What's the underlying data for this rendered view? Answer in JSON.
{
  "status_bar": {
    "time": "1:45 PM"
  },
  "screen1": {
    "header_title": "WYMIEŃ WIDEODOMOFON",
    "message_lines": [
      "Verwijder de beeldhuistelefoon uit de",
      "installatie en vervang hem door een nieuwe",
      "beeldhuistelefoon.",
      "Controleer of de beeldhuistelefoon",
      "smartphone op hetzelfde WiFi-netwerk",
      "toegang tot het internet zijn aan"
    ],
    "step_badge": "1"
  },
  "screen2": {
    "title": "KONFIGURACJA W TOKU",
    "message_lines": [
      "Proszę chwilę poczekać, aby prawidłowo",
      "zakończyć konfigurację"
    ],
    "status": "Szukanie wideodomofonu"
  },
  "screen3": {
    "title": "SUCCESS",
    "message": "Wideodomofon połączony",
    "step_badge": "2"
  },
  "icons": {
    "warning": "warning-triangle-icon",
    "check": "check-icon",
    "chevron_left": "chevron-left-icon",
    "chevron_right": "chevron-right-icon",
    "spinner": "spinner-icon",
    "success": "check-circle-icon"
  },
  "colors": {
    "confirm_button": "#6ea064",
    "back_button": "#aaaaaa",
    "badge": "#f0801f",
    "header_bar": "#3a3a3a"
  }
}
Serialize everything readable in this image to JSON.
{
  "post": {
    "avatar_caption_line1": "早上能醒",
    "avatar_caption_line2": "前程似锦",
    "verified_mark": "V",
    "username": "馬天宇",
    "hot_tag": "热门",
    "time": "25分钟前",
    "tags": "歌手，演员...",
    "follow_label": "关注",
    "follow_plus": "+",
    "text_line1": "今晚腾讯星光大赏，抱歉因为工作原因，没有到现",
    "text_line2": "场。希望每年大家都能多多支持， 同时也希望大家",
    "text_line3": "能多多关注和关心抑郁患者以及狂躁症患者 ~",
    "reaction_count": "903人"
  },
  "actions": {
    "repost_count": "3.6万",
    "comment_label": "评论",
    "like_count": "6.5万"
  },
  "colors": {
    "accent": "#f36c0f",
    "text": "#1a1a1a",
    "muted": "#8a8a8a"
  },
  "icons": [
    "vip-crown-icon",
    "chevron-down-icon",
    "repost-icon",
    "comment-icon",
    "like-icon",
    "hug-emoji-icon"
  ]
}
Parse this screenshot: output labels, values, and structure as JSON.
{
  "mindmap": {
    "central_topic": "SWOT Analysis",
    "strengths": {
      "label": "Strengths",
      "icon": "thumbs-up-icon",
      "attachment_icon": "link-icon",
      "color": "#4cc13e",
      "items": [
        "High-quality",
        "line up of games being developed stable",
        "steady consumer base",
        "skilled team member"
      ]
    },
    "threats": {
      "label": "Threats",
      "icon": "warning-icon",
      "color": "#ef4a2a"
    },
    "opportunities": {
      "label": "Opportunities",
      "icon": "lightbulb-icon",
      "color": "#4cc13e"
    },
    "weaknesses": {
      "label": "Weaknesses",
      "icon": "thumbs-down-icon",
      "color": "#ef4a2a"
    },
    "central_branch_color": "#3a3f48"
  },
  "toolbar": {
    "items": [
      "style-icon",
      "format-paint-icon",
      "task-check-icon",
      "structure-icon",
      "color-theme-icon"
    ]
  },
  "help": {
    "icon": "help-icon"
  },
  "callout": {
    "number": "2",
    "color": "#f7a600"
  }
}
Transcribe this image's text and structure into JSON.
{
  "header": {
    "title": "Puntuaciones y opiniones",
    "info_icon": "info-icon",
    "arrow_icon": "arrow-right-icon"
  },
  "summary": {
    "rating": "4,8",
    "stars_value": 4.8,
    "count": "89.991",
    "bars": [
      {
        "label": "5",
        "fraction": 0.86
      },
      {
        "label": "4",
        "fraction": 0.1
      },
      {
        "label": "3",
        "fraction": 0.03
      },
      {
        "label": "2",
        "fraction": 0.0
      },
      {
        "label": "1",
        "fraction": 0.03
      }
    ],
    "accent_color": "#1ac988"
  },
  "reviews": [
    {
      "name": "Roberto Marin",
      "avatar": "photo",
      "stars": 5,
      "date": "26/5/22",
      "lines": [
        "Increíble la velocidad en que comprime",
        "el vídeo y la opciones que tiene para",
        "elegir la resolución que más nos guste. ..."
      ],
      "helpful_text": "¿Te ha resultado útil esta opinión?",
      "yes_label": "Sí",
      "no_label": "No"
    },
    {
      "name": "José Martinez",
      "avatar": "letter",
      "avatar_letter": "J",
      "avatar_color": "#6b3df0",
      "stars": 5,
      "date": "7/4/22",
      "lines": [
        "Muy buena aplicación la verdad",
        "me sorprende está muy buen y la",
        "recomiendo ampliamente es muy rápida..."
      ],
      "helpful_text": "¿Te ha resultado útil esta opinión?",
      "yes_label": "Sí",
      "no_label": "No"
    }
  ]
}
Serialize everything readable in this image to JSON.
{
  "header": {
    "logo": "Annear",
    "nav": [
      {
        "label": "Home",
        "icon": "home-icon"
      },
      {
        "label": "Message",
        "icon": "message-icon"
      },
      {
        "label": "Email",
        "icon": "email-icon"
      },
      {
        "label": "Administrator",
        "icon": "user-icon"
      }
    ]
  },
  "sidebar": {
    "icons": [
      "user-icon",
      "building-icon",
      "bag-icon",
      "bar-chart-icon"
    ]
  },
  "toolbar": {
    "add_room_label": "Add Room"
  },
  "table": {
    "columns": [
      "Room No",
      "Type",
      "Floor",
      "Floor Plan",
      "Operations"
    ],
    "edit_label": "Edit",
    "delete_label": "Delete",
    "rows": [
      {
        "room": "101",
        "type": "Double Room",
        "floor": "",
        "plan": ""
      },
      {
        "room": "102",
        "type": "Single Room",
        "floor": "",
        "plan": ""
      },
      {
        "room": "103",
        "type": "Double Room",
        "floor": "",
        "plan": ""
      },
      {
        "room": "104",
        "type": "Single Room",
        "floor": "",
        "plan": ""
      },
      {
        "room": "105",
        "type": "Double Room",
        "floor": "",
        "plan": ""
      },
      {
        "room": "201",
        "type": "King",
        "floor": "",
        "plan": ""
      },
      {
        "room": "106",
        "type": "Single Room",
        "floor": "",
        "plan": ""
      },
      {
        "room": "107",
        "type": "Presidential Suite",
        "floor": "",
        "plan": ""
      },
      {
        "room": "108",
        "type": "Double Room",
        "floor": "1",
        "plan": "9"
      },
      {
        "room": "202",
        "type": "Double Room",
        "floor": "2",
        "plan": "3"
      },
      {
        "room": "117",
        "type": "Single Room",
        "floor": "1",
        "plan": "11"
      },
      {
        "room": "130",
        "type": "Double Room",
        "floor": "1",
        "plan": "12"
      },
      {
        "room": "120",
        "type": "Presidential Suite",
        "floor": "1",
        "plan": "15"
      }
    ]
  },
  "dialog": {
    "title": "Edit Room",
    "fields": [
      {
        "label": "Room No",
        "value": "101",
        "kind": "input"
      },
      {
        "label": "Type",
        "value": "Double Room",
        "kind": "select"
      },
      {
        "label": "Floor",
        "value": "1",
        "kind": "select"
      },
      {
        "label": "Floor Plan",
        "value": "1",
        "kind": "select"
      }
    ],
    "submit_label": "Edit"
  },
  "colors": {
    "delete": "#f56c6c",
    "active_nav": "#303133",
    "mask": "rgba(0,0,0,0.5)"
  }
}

== Task to carry out ==
Reproduce the records in full, exactly as written.

== Solution for this problem ==
What's the underlying data for this rendered view? Answer in JSON.
{
  "status_bar": {
    "time": "1:45 PM"
  },
  "screen1": {
    "header_title": "WYMIEŃ WIDEODOMOFON",
    "message_lines": [
      "Verwijder de beeldhuistelefoon uit de",
      "installatie en vervang hem door een nieuwe",
      "beeldhuistelefoon.",
      "Controleer of de beeldhuistelefoon",
      "smartphone op hetzelfde WiFi-netwerk",
      "toegang tot het internet zijn aan"
    ],
    "step_badge": "1"
  },
  "screen2": {
    "title": "KONFIGURACJA W TOKU",
    "message_lines": [
      "Proszę chwilę poczekać, aby prawidłowo",
      "zakończyć konfigurację"
    ],
    "status": "Szukanie wideodomofonu"
  },
  "screen3": {
    "title": "SUCCESS",
    "message": "Wideodomofon połączony",
    "step_badge": "2"
  },
  "icons": {
    "warning": "warning-triangle-icon",
    "check": "check-icon",
    "chevron_left": "chevron-left-icon",
    "chevron_right": "chevron-right-icon",
    "spinner": "spinner-icon",
    "success": "check-circle-icon"
  },
  "colors": {
    "confirm_button": "#6ea064",
    "back_button": "#aaaaaa",
    "badge": "#f0801f",
    "header_bar": "#3a3a3a"
  }
}
Serialize everything readable in this image to JSON.
{
  "post": {
    "avatar_caption_line1": "早上能醒",
    "avatar_caption_line2": "前程似锦",
    "verified_mark": "V",
    "username": "馬天宇",
    "hot_tag": "热门",
    "time": "25分钟前",
    "tags": "歌手，演员...",
    "follow_label": "关注",
    "follow_plus": "+",
    "text_line1": "今晚腾讯星光大赏，抱歉因为工作原因，没有到现",
    "text_line2": "场。希望每年大家都能多多支持， 同时也希望大家",
    "text_line3": "能多多关注和关心抑郁患者以及狂躁症患者 ~",
    "reaction_count": "903人"
  },
  "actions": {
    "repost_count": "3.6万",
    "comment_label": "评论",
    "like_count": "6.5万"
  },
  "colors": {
    "accent": "#f36c0f",
    "text": "#1a1a1a",
    "muted": "#8a8a8a"
  },
  "icons": [
    "vip-crown-icon",
    "chevron-down-icon",
    "repost-icon",
    "comment-icon",
    "like-icon",
    "hug-emoji-icon"
  ]
}
Parse this screenshot: output labels, values, and structure as JSON.
{
  "mindmap": {
    "central_topic": "SWOT Analysis",
    "strengths": {
      "label": "Strengths",
      "icon": "thumbs-up-icon",
      "attachment_icon": "link-icon",
      "color": "#4cc13e",
      "items": [
        "High-quality",
        "line up of games being developed stable",
        "steady consumer base",
        "skilled team member"
      ]
    },
    "threats": {
      "label": "Threats",
      "icon": "warning-icon",
      "color": "#ef4a2a"
    },
    "opportunities": {
      "label": "Opportunities",
      "icon": "lightbulb-icon",
      "color": "#4cc13e"
    },
    "weaknesses": {
      "label": "Weaknesses",
      "icon": "thumbs-down-icon",
      "color": "#ef4a2a"
    },
    "central_branch_color": "#3a3f48"
  },
  "toolbar": {
    "items": [
      "style-icon",
      "format-paint-icon",
      "task-check-icon",
      "structure-icon",
      "color-theme-icon"
    ]
  },
  "help": {
    "icon": "help-icon"
  },
  "callout": {
    "number": "2",
    "color": "#f7a600"
  }
}
Transcribe this image's text and structure into JSON.
{
  "header": {
    "title": "Puntuaciones y opiniones",
    "info_icon": "info-icon",
    "arrow_icon": "arrow-right-icon"
  },
  "summary": {
    "rating": "4,8",
    "stars_value": 4.8,
    "count": "89.991",
    "bars": [
      {
        "label": "5",
        "fraction": 0.86
      },
      {
        "label": "4",
        "fraction": 0.1
      },
      {
        "label": "3",
        "fraction": 0.03
      },
      {
        "label": "2",
        "fraction": 0.0
      },
      {
        "label": "1",
        "fraction": 0.03
      }
    ],
    "accent_color": "#1ac988"
  },
  "reviews": [
    {
      "name": "Roberto Marin",
      "avatar": "photo",
      "stars": 5,
      "date": "26/5/22",
      "lines": [
        "Increíble la velocidad en que comprime",
        "el vídeo y la opciones que tiene para",
        "elegir la resolución que más nos guste. ..."
      ],
      "helpful_text": "¿Te ha resultado útil esta opinión?",
      "yes_label": "Sí",
      "no_label": "No"
    },
    {
      "name": "José Martinez",
      "avatar": "letter",
      "avatar_letter": "J",
      "avatar_color": "#6b3df0",
      "stars": 5,
      "date": "7/4/22",
      "lines": [
        "Muy buena aplicación la verdad",
        "me sorprende está muy buen y la",
        "recomiendo ampliamente es muy rápida..."
      ],
      "helpful_text": "¿Te ha resultado útil esta opinión?",
      "yes_label": "Sí",
      "no_label": "No"
    }
  ]
}
Serialize everything readable in this image to JSON.
{
  "header": {
    "logo": "Annear",
    "nav": [
      {
        "label": "Home",
        "icon": "home-icon"
      },
      {
        "label": "Message",
        "icon": "message-icon"
      },
      {
        "label": "Email",
        "icon": "email-icon"
      },
      {
        "label": "Administrator",
        "icon": "user-icon"
      }
    ]
  },
  "sidebar": {
    "icons": [
      "user-icon",
      "building-icon",
      "bag-icon",
      "bar-chart-icon"
    ]
  },
  "toolbar": {
    "add_room_label": "Add Room"
  },
  "table": {
    "columns": [
      "Room No",
      "Type",
      "Floor",
      "Floor Plan",
      "Operations"
    ],
    "edit_label": "Edit",
    "delete_label": "Delete",
    "rows": [
      {
        "room": "101",
        "type": "Double Room",
        "floor": "",
        "plan": ""
      },
      {
        "room": "102",
        "type": "Single Room",
        "floor": "",
        "plan": ""
      },
      {
        "room": "103",
        "type": "Double Room",
        "floor": "",
        "plan": ""
      },
      {
        "room": "104",
        "type": "Single Room",
        "floor": "",
        "plan": ""
      },
      {
        "room": "105",
        "type": "Double Room",
        "floor": "",
        "plan": ""
      },
      {
        "room": "201",
        "type": "King",
        "floor": "",
        "plan": ""
      },
      {
        "room": "106",
        "type": "Single Room",
        "floor": "",
        "plan": ""
      },
      {
        "room": "107",
        "type": "Presidential Suite",
        "floor": "",
        "plan": ""
      },
      {
        "room": "108",
        "type": "Double Room",
        "floor": "1",
        "plan": "9"
      },
      {
        "room": "202",
        "type": "Double Room",
        "floor": "2",
        "plan": "3"
      },
      {
        "room": "117",
        "type": "Single Room",
        "floor": "1",
        "plan": "11"
      },
      {
        "room": "130",
        "type": "Double Room",
        "floor": "1",
        "plan": "12"
      },
      {
        "room": "120",
        "type": "Presidential Suite",
        "floor": "1",
        "plan": "15"
      }
    ]
  },
  "dialog": {
    "title": "Edit Room",
    "fields": [
      {
        "label": "Room No",
        "value": "101",
        "kind": "input"
      },
      {
        "label": "Type",
        "value": "Double Room",
        "kind": "select"
      },
      {
        "label": "Floor",
        "value": "1",
        "kind": "select"
      },
      {
        "label": "Floor Plan",
        "value": "1",
        "kind": "select"
      }
    ],
    "submit_label": "Edit"
  },
  "colors": {
    "delete": "#f56c6c",
    "active_nav": "#303133",
    "mask": "rgba(0,0,0,0.5)"
  }
}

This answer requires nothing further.